╭─ DATA FOR THIS EXERCISE
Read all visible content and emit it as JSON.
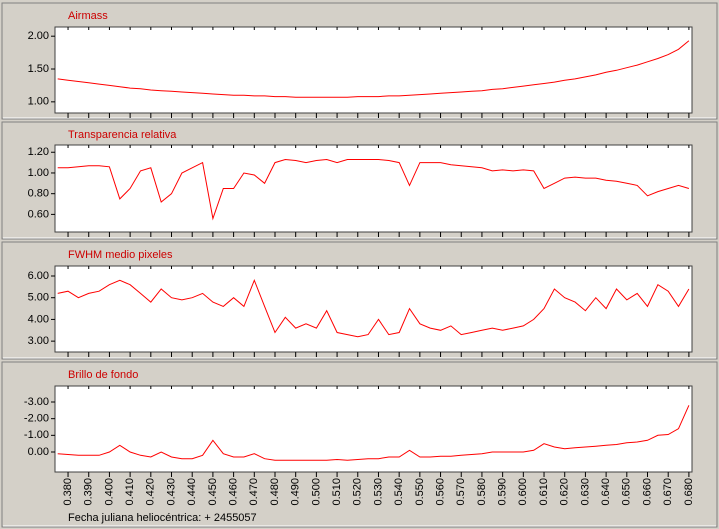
{
  "chart_data": [
    {
      "type": "line",
      "title": "Airmass",
      "color": "#ff0000",
      "x": [
        0.375,
        0.38,
        0.385,
        0.39,
        0.395,
        0.4,
        0.405,
        0.41,
        0.415,
        0.42,
        0.425,
        0.43,
        0.435,
        0.44,
        0.445,
        0.45,
        0.455,
        0.46,
        0.465,
        0.47,
        0.475,
        0.48,
        0.485,
        0.49,
        0.495,
        0.5,
        0.505,
        0.51,
        0.515,
        0.52,
        0.525,
        0.53,
        0.535,
        0.54,
        0.545,
        0.55,
        0.555,
        0.56,
        0.565,
        0.57,
        0.575,
        0.58,
        0.585,
        0.59,
        0.595,
        0.6,
        0.605,
        0.61,
        0.615,
        0.62,
        0.625,
        0.63,
        0.635,
        0.64,
        0.645,
        0.65,
        0.655,
        0.66,
        0.665,
        0.67,
        0.675,
        0.68
      ],
      "values": [
        1.35,
        1.33,
        1.31,
        1.29,
        1.27,
        1.25,
        1.23,
        1.21,
        1.2,
        1.18,
        1.17,
        1.16,
        1.15,
        1.14,
        1.13,
        1.12,
        1.11,
        1.1,
        1.1,
        1.09,
        1.09,
        1.08,
        1.08,
        1.07,
        1.07,
        1.07,
        1.07,
        1.07,
        1.07,
        1.08,
        1.08,
        1.08,
        1.09,
        1.09,
        1.1,
        1.11,
        1.12,
        1.13,
        1.14,
        1.15,
        1.16,
        1.17,
        1.19,
        1.2,
        1.22,
        1.24,
        1.26,
        1.28,
        1.3,
        1.33,
        1.35,
        1.38,
        1.41,
        1.45,
        1.48,
        1.52,
        1.56,
        1.61,
        1.66,
        1.72,
        1.8,
        1.93
      ],
      "xlim": [
        0.3737,
        0.6815
      ],
      "ylim": [
        0.83,
        2.14
      ],
      "yticks": [
        {
          "value": 1,
          "label": "1.00"
        },
        {
          "value": 1.5,
          "label": "1.50"
        },
        {
          "value": 2,
          "label": "2.00"
        }
      ]
    },
    {
      "type": "line",
      "title": "Transparencia relativa",
      "color": "#ff0000",
      "x": [
        0.375,
        0.38,
        0.385,
        0.39,
        0.395,
        0.4,
        0.405,
        0.41,
        0.415,
        0.42,
        0.425,
        0.43,
        0.435,
        0.44,
        0.445,
        0.45,
        0.455,
        0.46,
        0.465,
        0.47,
        0.475,
        0.48,
        0.485,
        0.49,
        0.495,
        0.5,
        0.505,
        0.51,
        0.515,
        0.52,
        0.525,
        0.53,
        0.535,
        0.54,
        0.545,
        0.55,
        0.555,
        0.56,
        0.565,
        0.57,
        0.575,
        0.58,
        0.585,
        0.59,
        0.595,
        0.6,
        0.605,
        0.61,
        0.615,
        0.62,
        0.625,
        0.63,
        0.635,
        0.64,
        0.645,
        0.65,
        0.655,
        0.66,
        0.665,
        0.67,
        0.675,
        0.68
      ],
      "values": [
        1.05,
        1.05,
        1.06,
        1.07,
        1.07,
        1.06,
        0.75,
        0.85,
        1.02,
        1.05,
        0.72,
        0.8,
        1.0,
        1.05,
        1.1,
        0.56,
        0.85,
        0.85,
        1.0,
        0.98,
        0.9,
        1.1,
        1.13,
        1.12,
        1.1,
        1.12,
        1.13,
        1.1,
        1.13,
        1.13,
        1.13,
        1.13,
        1.12,
        1.1,
        0.88,
        1.1,
        1.1,
        1.1,
        1.08,
        1.07,
        1.06,
        1.05,
        1.02,
        1.03,
        1.02,
        1.03,
        1.02,
        0.85,
        0.9,
        0.95,
        0.96,
        0.95,
        0.95,
        0.93,
        0.92,
        0.9,
        0.88,
        0.78,
        0.82,
        0.85,
        0.88,
        0.85
      ],
      "xlim": [
        0.3737,
        0.6815
      ],
      "ylim": [
        0.43,
        1.27
      ],
      "yticks": [
        {
          "value": 0.6,
          "label": "0.60"
        },
        {
          "value": 0.8,
          "label": "0.80"
        },
        {
          "value": 1,
          "label": "1.00"
        },
        {
          "value": 1.2,
          "label": "1.20"
        }
      ]
    },
    {
      "type": "line",
      "title": "FWHM medio pixeles",
      "color": "#ff0000",
      "x": [
        0.375,
        0.38,
        0.385,
        0.39,
        0.395,
        0.4,
        0.405,
        0.41,
        0.415,
        0.42,
        0.425,
        0.43,
        0.435,
        0.44,
        0.445,
        0.45,
        0.455,
        0.46,
        0.465,
        0.47,
        0.475,
        0.48,
        0.485,
        0.49,
        0.495,
        0.5,
        0.505,
        0.51,
        0.515,
        0.52,
        0.525,
        0.53,
        0.535,
        0.54,
        0.545,
        0.55,
        0.555,
        0.56,
        0.565,
        0.57,
        0.575,
        0.58,
        0.585,
        0.59,
        0.595,
        0.6,
        0.605,
        0.61,
        0.615,
        0.62,
        0.625,
        0.63,
        0.635,
        0.64,
        0.645,
        0.65,
        0.655,
        0.66,
        0.665,
        0.67,
        0.675,
        0.68
      ],
      "values": [
        5.2,
        5.3,
        5.0,
        5.2,
        5.3,
        5.6,
        5.8,
        5.6,
        5.2,
        4.8,
        5.4,
        5.0,
        4.9,
        5.0,
        5.2,
        4.8,
        4.6,
        5.0,
        4.6,
        5.8,
        4.6,
        3.4,
        4.1,
        3.6,
        3.8,
        3.6,
        4.4,
        3.4,
        3.3,
        3.2,
        3.3,
        4.0,
        3.3,
        3.4,
        4.5,
        3.8,
        3.6,
        3.5,
        3.7,
        3.3,
        3.4,
        3.5,
        3.6,
        3.5,
        3.6,
        3.7,
        4.0,
        4.5,
        5.4,
        5.0,
        4.8,
        4.4,
        5.0,
        4.5,
        5.4,
        4.9,
        5.2,
        4.6,
        5.6,
        5.3,
        4.6,
        5.4
      ],
      "xlim": [
        0.3737,
        0.6815
      ],
      "ylim": [
        2.5,
        6.46
      ],
      "yticks": [
        {
          "value": 3,
          "label": "3.00"
        },
        {
          "value": 4,
          "label": "4.00"
        },
        {
          "value": 5,
          "label": "5.00"
        },
        {
          "value": 6,
          "label": "6.00"
        }
      ]
    },
    {
      "type": "line",
      "title": "Brillo de fondo",
      "color": "#ff0000",
      "x": [
        0.375,
        0.38,
        0.385,
        0.39,
        0.395,
        0.4,
        0.405,
        0.41,
        0.415,
        0.42,
        0.425,
        0.43,
        0.435,
        0.44,
        0.445,
        0.45,
        0.455,
        0.46,
        0.465,
        0.47,
        0.475,
        0.48,
        0.485,
        0.49,
        0.495,
        0.5,
        0.505,
        0.51,
        0.515,
        0.52,
        0.525,
        0.53,
        0.535,
        0.54,
        0.545,
        0.55,
        0.555,
        0.56,
        0.565,
        0.57,
        0.575,
        0.58,
        0.585,
        0.59,
        0.595,
        0.6,
        0.605,
        0.61,
        0.615,
        0.62,
        0.625,
        0.63,
        0.635,
        0.64,
        0.645,
        0.65,
        0.655,
        0.66,
        0.665,
        0.67,
        0.675,
        0.68
      ],
      "values": [
        0.1,
        0.15,
        0.2,
        0.2,
        0.2,
        0.0,
        -0.4,
        0.0,
        0.2,
        0.3,
        0.0,
        0.3,
        0.4,
        0.4,
        0.2,
        -0.7,
        0.1,
        0.3,
        0.3,
        0.1,
        0.4,
        0.5,
        0.5,
        0.5,
        0.5,
        0.5,
        0.5,
        0.45,
        0.5,
        0.45,
        0.4,
        0.4,
        0.3,
        0.3,
        -0.1,
        0.3,
        0.3,
        0.25,
        0.25,
        0.2,
        0.15,
        0.1,
        0.0,
        0.0,
        0.0,
        0.0,
        -0.1,
        -0.5,
        -0.3,
        -0.2,
        -0.25,
        -0.3,
        -0.35,
        -0.4,
        -0.45,
        -0.55,
        -0.6,
        -0.7,
        -1.0,
        -1.05,
        -1.4,
        -2.8
      ],
      "xlim": [
        0.3737,
        0.6815
      ],
      "ylim": [
        1.2,
        -3.96
      ],
      "yticks": [
        {
          "value": 0,
          "label": "0.00"
        },
        {
          "value": -1,
          "label": "-1.00"
        },
        {
          "value": -2,
          "label": "-2.00"
        },
        {
          "value": -3,
          "label": "-3.00"
        }
      ],
      "xlabel": "Fecha juliana heliocéntrica: + 2455057",
      "xticks": [
        {
          "value": 0.38,
          "label": "0.380"
        },
        {
          "value": 0.39,
          "label": "0.390"
        },
        {
          "value": 0.4,
          "label": "0.400"
        },
        {
          "value": 0.41,
          "label": "0.410"
        },
        {
          "value": 0.42,
          "label": "0.420"
        },
        {
          "value": 0.43,
          "label": "0.430"
        },
        {
          "value": 0.44,
          "label": "0.440"
        },
        {
          "value": 0.45,
          "label": "0.450"
        },
        {
          "value": 0.46,
          "label": "0.460"
        },
        {
          "value": 0.47,
          "label": "0.470"
        },
        {
          "value": 0.48,
          "label": "0.480"
        },
        {
          "value": 0.49,
          "label": "0.490"
        },
        {
          "value": 0.5,
          "label": "0.500"
        },
        {
          "value": 0.51,
          "label": "0.510"
        },
        {
          "value": 0.52,
          "label": "0.520"
        },
        {
          "value": 0.53,
          "label": "0.530"
        },
        {
          "value": 0.54,
          "label": "0.540"
        },
        {
          "value": 0.55,
          "label": "0.550"
        },
        {
          "value": 0.56,
          "label": "0.560"
        },
        {
          "value": 0.57,
          "label": "0.570"
        },
        {
          "value": 0.58,
          "label": "0.580"
        },
        {
          "value": 0.59,
          "label": "0.590"
        },
        {
          "value": 0.6,
          "label": "0.600"
        },
        {
          "value": 0.61,
          "label": "0.610"
        },
        {
          "value": 0.62,
          "label": "0.620"
        },
        {
          "value": 0.63,
          "label": "0.630"
        },
        {
          "value": 0.64,
          "label": "0.640"
        },
        {
          "value": 0.65,
          "label": "0.650"
        },
        {
          "value": 0.66,
          "label": "0.660"
        },
        {
          "value": 0.67,
          "label": "0.670"
        },
        {
          "value": 0.68,
          "label": "0.680"
        }
      ]
    }
  ]
}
╰─
- _WHAT THE TASK REQUIRES_:
Using the listing above, pull out all lines that hold the word "title".

- _REPLY_:
      "title": "Airmass",
      "title": "Transparencia relativa",
      "title": "FWHM medio pixeles",
      "title": "Brillo de fondo",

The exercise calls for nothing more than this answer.